Set exercise 1:
Rewrite the records from the first line up to and including the line with "timestamp-date: 24 Aug", replacing "bbox" with "bounding box" and keeping everything else the same.

Supplied passage:
Features Australia

You Newton Denier, you!!

Good news on the Great Barrier Reef challenges climate ‘science’

Matt Canavan

Getty Images

Matt Canavan

20 August 2022

9:00 AM

Albert Einstein was famously a Newtonian denier. At a time when more than 97 per cent of scientists agreed with Isaac Newton’s definition of gravity, a young scientist from Germany was a sceptic. As one historian has described the consensus view on Einstein’s theory of relativity, shortly after it was first proposed, ‘It was seen as being very German, very incomprehensible – if not completely wacky – by a lot of people.’

But Einstein was a scientist. So he made precise predictions about the world. And those who thought he was crazy could check his sanity quite easily. According to Einstein’s calculations, stars at the edge of a solar eclipse would be displaced from their usual position by 1.75 arc seconds. That is about the thickness of a coin seen from two miles away.

In February 1919, two teams of English scientists travelled to Africa and South America to observe a solar eclipse and check the new theory. When the scientists announced the results in November at the Royal Society the New York Times headlined the story ‘Einstein Theory Triumphs’, while the London Times went with ‘Newtonian Ideas Overthrown’.

Set exercise 2:
List every person named in the article on Einstein and the Great Barrier Reef.

Coordinate annotation records:
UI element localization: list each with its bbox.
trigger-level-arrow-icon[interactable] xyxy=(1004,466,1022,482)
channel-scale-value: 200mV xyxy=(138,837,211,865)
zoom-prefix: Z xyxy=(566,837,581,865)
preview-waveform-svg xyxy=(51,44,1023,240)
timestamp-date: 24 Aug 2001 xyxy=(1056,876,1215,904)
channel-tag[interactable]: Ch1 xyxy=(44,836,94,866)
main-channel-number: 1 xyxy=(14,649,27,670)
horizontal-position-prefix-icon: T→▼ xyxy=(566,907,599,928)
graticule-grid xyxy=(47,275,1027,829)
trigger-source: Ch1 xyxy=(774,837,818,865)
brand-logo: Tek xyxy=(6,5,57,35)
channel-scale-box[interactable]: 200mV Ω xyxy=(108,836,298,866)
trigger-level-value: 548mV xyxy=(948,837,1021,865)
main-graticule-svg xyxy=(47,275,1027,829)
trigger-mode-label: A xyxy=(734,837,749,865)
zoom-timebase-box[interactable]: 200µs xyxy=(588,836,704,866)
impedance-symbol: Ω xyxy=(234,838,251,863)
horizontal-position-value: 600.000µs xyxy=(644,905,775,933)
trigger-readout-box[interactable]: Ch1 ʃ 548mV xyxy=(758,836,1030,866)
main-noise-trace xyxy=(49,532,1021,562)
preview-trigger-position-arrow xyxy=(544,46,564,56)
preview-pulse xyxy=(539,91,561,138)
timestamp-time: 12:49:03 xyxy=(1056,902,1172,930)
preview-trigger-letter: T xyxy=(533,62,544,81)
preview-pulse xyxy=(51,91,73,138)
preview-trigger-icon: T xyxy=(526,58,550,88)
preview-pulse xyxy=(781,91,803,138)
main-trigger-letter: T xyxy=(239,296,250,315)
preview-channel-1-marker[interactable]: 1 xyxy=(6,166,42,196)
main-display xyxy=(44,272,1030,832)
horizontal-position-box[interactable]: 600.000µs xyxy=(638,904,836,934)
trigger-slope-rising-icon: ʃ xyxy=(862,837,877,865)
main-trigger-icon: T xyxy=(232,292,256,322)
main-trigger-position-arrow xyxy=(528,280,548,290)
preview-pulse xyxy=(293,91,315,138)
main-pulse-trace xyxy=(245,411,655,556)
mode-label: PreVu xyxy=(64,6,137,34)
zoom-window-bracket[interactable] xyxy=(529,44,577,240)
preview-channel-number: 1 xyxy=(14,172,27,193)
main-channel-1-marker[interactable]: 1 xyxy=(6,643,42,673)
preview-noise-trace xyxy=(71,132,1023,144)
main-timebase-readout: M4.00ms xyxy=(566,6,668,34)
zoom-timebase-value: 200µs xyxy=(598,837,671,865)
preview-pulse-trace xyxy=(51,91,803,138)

Reply 1:
UI element localization: list each with its bounding box.
trigger-level-arrow-icon[interactable] xyxy=(1004,466,1022,482)
channel-scale-value: 200mV xyxy=(138,837,211,865)
zoom-prefix: Z xyxy=(566,837,581,865)
preview-waveform-svg xyxy=(51,44,1023,240)
timestamp-date: 24 Aug 2001 xyxy=(1056,876,1215,904)

Reply 2:
Matt Canavan
Albert Einstein
Isaac Newton